— EXERCISE DETAILS —
List the lines of this listing that hold the word "text".

— Collected data entries —
________________________
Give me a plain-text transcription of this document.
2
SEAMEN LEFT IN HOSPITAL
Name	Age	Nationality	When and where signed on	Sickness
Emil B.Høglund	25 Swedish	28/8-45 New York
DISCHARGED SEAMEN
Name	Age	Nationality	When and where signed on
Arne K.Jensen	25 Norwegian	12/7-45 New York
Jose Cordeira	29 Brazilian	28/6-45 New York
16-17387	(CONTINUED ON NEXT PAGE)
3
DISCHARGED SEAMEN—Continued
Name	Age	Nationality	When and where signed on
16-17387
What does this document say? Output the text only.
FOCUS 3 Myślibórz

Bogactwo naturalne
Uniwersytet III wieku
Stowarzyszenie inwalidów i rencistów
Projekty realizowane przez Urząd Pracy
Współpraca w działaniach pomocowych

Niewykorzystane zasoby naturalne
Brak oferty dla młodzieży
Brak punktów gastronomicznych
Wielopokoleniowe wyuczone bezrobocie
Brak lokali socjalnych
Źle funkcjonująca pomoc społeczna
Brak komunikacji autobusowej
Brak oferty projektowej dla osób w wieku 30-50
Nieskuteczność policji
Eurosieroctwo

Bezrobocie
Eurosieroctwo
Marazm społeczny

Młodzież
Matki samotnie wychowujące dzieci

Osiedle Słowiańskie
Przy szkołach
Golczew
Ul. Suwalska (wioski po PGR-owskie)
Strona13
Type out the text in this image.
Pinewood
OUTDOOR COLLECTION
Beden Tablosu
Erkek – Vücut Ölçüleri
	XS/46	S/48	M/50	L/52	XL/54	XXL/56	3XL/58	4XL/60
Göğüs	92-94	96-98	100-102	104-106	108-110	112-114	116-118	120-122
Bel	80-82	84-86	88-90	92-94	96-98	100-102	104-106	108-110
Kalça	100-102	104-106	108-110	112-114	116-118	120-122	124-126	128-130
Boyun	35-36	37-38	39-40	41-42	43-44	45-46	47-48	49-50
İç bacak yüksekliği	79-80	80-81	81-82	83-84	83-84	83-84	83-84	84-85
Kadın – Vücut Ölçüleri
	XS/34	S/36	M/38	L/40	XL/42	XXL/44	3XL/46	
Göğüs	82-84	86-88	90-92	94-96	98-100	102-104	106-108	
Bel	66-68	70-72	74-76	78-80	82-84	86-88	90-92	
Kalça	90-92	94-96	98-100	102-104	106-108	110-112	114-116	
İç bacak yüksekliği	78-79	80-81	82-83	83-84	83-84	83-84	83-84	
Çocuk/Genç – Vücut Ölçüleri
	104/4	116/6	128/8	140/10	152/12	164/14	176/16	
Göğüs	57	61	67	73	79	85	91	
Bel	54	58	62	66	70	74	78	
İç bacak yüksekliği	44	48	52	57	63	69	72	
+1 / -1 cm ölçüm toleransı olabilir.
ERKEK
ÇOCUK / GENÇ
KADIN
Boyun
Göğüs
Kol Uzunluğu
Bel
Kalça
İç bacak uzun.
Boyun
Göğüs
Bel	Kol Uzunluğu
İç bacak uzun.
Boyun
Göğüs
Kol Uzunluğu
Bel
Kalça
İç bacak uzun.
________________________
— EXERCISE OUTPUT —
Give me a plain-text transcription of this document.
What does this document say? Output the text only.
Type out the text in this image.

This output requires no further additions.